Goal
The entire listing is to be repeated verbatim.

-------------------------

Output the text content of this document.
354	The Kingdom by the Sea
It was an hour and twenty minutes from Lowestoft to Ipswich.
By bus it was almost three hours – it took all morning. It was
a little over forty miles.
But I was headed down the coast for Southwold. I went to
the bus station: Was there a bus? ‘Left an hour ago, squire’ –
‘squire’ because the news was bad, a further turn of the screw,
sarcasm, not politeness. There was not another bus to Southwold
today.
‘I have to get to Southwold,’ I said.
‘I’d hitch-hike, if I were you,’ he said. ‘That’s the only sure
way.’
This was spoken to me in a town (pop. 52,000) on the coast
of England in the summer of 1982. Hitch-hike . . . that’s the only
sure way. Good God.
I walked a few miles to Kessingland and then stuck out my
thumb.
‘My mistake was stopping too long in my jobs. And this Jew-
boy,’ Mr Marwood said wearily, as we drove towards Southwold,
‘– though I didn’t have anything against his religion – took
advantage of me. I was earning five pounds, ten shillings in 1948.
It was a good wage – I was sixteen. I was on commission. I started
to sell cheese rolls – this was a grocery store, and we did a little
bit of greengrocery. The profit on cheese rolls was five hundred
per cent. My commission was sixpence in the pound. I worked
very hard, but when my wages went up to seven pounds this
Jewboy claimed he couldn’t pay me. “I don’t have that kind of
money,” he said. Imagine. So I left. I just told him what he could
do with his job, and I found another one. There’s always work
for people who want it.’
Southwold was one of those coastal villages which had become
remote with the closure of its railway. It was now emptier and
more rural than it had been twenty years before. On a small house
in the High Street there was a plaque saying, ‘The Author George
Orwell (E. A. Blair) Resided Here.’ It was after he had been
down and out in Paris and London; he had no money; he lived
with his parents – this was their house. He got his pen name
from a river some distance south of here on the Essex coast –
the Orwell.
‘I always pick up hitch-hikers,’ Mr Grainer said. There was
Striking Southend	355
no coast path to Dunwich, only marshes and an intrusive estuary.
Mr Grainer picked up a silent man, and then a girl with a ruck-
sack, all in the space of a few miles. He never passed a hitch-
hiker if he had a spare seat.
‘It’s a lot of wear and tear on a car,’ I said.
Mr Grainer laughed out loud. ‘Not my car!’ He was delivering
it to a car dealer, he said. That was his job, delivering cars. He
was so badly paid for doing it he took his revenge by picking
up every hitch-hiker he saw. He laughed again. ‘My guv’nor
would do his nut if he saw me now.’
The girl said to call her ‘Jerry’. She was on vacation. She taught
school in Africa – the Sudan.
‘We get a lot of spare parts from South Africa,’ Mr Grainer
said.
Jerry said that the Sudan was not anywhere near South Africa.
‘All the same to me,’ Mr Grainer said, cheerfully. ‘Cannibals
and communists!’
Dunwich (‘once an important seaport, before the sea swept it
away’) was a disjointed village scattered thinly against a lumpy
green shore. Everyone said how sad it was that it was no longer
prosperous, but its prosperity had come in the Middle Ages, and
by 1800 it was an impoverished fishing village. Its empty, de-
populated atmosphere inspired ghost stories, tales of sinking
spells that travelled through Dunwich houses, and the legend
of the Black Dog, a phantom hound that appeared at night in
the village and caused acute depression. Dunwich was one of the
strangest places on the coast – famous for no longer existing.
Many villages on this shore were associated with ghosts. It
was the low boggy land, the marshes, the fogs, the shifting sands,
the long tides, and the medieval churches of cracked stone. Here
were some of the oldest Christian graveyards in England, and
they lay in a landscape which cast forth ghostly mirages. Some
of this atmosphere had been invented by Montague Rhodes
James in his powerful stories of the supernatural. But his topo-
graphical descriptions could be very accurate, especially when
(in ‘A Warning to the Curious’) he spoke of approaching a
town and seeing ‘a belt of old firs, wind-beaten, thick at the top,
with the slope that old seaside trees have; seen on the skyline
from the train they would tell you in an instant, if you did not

-------------------------

Complete answer
Output the text content of this document.
354	The Kingdom by the Sea
It was an hour and twenty minutes from Lowestoft to Ipswich.
By bus it was almost three hours – it took all morning. It was
a little over forty miles.
But I was headed down the coast for Southwold. I went to
the bus station: Was there a bus? ‘Left an hour ago, squire’ –
‘squire’ because the news was bad, a further turn of the screw,
sarcasm, not politeness. There was not another bus to Southwold
today.
‘I have to get to Southwold,’ I said.
‘I’d hitch-hike, if I were you,’ he said. ‘That’s the only sure
way.’
This was spoken to me in a town (pop. 52,000) on the coast
of England in the summer of 1982. Hitch-hike . . . that’s the only
sure way. Good God.
I walked a few miles to Kessingland and then stuck out my
thumb.
‘My mistake was stopping too long in my jobs. And this Jew-
boy,’ Mr Marwood said wearily, as we drove towards Southwold,
‘– though I didn’t have anything against his religion – took
advantage of me. I was earning five pounds, ten shillings in 1948.
It was a good wage – I was sixteen. I was on commission. I started
to sell cheese rolls – this was a grocery store, and we did a little
bit of greengrocery. The profit on cheese rolls was five hundred
per cent. My commission was sixpence in the pound. I worked
very hard, but when my wages went up to seven pounds this
Jewboy claimed he couldn’t pay me. “I don’t have that kind of
money,” he said. Imagine. So I left. I just told him what he could
do with his job, and I found another one. There’s always work
for people who want it.’
Southwold was one of those coastal villages which had become
remote with the closure of its railway. It was now emptier and
more rural than it had been twenty years before. On a small house
in the High Street there was a plaque saying, ‘The Author George
Orwell (E. A. Blair) Resided Here.’ It was after he had been
down and out in Paris and London; he had no money; he lived
with his parents – this was their house. He got his pen name
from a river some distance south of here on the Essex coast –
the Orwell.
‘I always pick up hitch-hikers,’ Mr Grainer said. There was
Striking Southend	355
no coast path to Dunwich, only marshes and an intrusive estuary.
Mr Grainer picked up a silent man, and then a girl with a ruck-
sack, all in the space of a few miles. He never passed a hitch-
hiker if he had a spare seat.
‘It’s a lot of wear and tear on a car,’ I said.
Mr Grainer laughed out loud. ‘Not my car!’ He was delivering
it to a car dealer, he said. That was his job, delivering cars. He
was so badly paid for doing it he took his revenge by picking
up every hitch-hiker he saw. He laughed again. ‘My guv’nor
would do his nut if he saw me now.’
The girl said to call her ‘Jerry’. She was on vacation. She taught
school in Africa – the Sudan.
‘We get a lot of spare parts from South Africa,’ Mr Grainer
said.
Jerry said that the Sudan was not anywhere near South Africa.
‘All the same to me,’ Mr Grainer said, cheerfully. ‘Cannibals
and communists!’
Dunwich (‘once an important seaport, before the sea swept it
away’) was a disjointed village scattered thinly against a lumpy
green shore. Everyone said how sad it was that it was no longer
prosperous, but its prosperity had come in the Middle Ages, and
by 1800 it was an impoverished fishing village. Its empty, de-
populated atmosphere inspired ghost stories, tales of sinking
spells that travelled through Dunwich houses, and the legend
of the Black Dog, a phantom hound that appeared at night in
the village and caused acute depression. Dunwich was one of the
strangest places on the coast – famous for no longer existing.
Many villages on this shore were associated with ghosts. It
was the low boggy land, the marshes, the fogs, the shifting sands,
the long tides, and the medieval churches of cracked stone. Here
were some of the oldest Christian graveyards in England, and
they lay in a landscape which cast forth ghostly mirages. Some
of this atmosphere had been invented by Montague Rhodes
James in his powerful stories of the supernatural. But his topo-
graphical descriptions could be very accurate, especially when
(in ‘A Warning to the Curious’) he spoke of approaching a
town and seeing ‘a belt of old firs, wind-beaten, thick at the top,
with the slope that old seaside trees have; seen on the skyline
from the train they would tell you in an instant, if you did not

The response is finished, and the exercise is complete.